Your task: Set out every line bearing the string "JSON".

Start Data section

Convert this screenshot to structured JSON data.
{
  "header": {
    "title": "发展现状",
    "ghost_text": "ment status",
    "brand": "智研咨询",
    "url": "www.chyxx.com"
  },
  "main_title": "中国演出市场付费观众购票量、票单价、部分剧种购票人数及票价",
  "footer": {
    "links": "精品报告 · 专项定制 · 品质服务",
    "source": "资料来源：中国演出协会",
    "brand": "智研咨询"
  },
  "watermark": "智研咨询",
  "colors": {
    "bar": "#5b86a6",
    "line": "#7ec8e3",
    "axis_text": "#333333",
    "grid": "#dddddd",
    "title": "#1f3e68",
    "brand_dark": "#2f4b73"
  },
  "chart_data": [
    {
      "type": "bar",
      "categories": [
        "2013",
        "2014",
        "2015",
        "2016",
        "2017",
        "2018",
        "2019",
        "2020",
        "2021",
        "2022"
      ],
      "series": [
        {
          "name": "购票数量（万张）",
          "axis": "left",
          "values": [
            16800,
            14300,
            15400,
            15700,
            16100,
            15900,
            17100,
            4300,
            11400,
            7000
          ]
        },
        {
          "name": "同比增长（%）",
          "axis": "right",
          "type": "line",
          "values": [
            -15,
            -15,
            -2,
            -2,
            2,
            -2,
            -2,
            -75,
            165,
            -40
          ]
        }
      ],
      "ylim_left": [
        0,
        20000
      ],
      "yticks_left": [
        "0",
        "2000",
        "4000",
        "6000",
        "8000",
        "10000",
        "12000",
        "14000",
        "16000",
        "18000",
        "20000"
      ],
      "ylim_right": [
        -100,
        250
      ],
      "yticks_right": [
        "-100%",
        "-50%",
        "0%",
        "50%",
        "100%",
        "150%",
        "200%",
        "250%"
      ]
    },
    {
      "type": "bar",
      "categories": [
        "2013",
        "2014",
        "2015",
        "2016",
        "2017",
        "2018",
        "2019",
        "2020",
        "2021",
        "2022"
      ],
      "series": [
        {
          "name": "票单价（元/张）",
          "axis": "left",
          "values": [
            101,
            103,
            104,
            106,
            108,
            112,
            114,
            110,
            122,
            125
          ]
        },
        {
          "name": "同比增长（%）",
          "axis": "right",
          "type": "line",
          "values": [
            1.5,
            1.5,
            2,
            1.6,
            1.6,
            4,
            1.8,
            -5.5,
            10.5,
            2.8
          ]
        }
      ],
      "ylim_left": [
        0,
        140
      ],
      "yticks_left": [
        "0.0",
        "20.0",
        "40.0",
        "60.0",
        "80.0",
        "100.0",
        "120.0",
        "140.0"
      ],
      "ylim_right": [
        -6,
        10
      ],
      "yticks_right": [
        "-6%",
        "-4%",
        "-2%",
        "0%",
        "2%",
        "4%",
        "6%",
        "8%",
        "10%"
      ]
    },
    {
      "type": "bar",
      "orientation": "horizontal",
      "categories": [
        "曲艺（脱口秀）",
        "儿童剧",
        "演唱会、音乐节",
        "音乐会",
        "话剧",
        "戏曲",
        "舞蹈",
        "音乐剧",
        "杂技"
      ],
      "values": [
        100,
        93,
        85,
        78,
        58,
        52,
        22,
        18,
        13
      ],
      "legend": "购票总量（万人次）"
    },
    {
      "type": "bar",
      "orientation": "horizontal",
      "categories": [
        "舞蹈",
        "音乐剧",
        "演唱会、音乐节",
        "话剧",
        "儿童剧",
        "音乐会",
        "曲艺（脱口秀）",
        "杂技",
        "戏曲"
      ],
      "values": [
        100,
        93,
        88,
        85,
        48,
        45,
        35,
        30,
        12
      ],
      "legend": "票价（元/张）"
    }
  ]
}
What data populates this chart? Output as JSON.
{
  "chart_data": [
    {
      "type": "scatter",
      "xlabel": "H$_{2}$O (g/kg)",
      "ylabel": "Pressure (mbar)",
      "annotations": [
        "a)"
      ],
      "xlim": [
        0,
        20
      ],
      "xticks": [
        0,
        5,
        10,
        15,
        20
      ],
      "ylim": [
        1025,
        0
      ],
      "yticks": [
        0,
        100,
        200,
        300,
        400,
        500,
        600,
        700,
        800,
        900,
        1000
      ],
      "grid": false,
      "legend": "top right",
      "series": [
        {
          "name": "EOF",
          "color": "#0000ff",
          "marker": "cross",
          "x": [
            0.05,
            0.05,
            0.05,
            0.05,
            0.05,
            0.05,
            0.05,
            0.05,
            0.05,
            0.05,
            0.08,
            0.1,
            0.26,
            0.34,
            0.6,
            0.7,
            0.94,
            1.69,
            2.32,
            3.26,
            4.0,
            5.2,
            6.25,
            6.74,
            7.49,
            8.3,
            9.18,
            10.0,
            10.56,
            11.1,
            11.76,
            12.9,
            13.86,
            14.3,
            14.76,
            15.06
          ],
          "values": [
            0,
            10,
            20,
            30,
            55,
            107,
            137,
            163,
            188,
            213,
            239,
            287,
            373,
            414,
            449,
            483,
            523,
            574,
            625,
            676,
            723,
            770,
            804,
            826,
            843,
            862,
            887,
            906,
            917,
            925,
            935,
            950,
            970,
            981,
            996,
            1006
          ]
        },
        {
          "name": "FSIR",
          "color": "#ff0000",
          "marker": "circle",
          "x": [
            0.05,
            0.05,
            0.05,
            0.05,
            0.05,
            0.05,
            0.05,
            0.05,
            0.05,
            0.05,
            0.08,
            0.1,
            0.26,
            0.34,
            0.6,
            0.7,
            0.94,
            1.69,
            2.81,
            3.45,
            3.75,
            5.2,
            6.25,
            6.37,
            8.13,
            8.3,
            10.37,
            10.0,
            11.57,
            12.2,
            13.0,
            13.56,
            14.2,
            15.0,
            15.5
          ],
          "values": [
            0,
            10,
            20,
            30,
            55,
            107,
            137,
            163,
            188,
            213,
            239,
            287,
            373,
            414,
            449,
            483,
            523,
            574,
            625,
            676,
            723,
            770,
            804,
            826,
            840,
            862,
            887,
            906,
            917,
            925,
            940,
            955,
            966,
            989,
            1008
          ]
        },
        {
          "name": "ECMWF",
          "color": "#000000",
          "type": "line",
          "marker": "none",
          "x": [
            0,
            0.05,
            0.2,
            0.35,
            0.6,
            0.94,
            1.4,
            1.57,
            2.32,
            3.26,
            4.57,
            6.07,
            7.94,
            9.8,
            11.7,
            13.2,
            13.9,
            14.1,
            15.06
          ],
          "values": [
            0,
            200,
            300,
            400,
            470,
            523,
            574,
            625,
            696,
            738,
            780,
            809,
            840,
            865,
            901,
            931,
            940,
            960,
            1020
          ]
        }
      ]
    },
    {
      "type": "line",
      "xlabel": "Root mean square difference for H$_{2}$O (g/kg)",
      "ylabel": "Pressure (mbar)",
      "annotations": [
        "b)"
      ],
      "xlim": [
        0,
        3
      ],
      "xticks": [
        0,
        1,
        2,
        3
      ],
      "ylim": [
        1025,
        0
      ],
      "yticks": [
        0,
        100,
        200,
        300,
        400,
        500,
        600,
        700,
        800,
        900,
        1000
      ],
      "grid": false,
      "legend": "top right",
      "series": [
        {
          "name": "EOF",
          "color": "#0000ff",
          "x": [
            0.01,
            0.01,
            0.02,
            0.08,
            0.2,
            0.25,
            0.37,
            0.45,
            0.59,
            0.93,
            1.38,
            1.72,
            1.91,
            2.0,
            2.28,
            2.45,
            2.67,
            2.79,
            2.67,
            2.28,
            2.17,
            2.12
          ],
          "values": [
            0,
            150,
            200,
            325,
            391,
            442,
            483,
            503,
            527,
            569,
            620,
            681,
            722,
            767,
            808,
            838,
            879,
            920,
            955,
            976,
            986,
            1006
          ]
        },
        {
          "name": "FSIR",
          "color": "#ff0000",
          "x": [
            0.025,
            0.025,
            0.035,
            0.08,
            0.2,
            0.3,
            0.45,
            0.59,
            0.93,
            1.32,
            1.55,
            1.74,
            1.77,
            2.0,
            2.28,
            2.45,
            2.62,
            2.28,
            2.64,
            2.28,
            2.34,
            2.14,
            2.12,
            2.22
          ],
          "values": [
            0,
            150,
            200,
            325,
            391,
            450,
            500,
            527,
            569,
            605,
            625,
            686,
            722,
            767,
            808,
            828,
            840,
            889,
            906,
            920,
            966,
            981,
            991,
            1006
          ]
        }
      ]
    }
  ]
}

End Data section
Start Data section

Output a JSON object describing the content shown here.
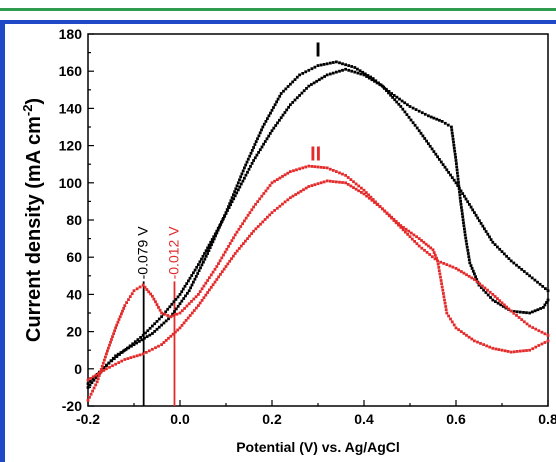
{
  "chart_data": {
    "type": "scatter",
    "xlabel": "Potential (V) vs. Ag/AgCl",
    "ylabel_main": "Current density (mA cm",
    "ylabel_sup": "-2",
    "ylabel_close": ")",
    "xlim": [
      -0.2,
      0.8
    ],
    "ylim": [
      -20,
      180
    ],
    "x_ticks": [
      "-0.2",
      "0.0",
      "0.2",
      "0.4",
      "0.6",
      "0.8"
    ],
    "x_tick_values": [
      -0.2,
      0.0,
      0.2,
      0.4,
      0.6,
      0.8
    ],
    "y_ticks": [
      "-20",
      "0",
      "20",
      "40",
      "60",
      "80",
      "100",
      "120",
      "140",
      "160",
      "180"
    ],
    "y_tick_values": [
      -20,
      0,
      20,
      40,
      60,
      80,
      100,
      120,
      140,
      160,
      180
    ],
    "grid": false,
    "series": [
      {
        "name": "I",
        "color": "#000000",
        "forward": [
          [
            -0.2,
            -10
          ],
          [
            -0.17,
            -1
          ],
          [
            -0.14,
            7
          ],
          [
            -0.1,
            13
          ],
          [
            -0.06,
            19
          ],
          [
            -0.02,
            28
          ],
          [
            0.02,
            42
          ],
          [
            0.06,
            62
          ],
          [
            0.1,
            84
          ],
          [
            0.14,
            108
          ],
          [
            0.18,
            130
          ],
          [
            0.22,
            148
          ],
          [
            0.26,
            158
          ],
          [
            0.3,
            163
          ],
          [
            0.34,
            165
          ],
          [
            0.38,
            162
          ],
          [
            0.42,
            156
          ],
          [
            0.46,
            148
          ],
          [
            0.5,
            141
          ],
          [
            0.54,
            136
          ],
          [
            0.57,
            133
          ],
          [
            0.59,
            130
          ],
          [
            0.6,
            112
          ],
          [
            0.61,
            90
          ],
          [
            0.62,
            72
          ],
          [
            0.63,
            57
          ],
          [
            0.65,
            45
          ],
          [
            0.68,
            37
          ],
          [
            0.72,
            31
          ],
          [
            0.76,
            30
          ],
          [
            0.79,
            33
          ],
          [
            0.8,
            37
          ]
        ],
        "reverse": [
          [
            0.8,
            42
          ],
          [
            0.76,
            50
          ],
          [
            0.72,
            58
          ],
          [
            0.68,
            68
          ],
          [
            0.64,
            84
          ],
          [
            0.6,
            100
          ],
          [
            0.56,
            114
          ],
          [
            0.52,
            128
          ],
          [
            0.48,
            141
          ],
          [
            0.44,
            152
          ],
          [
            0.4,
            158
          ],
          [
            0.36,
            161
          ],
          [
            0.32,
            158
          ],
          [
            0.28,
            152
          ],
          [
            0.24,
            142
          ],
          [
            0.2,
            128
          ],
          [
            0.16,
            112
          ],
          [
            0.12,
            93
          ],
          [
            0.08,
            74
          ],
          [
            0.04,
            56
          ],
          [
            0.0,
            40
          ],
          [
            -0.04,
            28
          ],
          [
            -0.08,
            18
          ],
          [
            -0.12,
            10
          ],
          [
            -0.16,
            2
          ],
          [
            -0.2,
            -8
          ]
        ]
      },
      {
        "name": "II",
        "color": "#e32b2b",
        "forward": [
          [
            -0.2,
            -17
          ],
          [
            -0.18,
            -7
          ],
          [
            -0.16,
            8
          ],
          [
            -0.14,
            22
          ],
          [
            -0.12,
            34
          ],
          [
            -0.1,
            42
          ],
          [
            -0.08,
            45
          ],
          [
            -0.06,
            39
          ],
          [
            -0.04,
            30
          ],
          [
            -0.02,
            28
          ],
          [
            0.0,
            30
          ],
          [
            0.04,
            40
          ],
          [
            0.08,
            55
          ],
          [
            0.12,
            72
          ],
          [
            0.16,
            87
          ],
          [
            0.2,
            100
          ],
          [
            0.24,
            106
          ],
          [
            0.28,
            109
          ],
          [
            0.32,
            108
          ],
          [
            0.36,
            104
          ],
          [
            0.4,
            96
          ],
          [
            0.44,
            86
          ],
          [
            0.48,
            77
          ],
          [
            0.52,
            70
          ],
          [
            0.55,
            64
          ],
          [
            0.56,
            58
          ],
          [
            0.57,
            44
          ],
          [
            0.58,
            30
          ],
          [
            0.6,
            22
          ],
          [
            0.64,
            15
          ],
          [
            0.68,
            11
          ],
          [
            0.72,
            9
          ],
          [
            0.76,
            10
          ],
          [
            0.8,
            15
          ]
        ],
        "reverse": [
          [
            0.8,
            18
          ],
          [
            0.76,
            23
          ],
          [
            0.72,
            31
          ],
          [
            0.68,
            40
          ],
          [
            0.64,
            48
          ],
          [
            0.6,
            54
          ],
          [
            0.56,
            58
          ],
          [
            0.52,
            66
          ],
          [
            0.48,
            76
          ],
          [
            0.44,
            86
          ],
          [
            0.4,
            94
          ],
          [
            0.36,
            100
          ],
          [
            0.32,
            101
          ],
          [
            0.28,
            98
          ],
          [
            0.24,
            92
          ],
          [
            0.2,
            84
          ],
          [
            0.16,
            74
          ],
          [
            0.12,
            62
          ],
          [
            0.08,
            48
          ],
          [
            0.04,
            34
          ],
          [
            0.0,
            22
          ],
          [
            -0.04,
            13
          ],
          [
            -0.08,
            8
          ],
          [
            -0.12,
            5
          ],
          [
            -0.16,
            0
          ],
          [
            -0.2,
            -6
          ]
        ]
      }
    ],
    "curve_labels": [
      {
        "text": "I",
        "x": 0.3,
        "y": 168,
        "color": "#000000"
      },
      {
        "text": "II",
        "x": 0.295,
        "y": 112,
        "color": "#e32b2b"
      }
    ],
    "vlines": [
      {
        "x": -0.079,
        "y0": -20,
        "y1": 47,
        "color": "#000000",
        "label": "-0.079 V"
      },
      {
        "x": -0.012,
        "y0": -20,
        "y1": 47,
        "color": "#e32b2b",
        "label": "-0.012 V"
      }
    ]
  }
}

End Data section

Answer to this problem:
Convert this screenshot to structured JSON data.
What data populates this chart? Output as JSON.
Output a JSON object describing the content shown here.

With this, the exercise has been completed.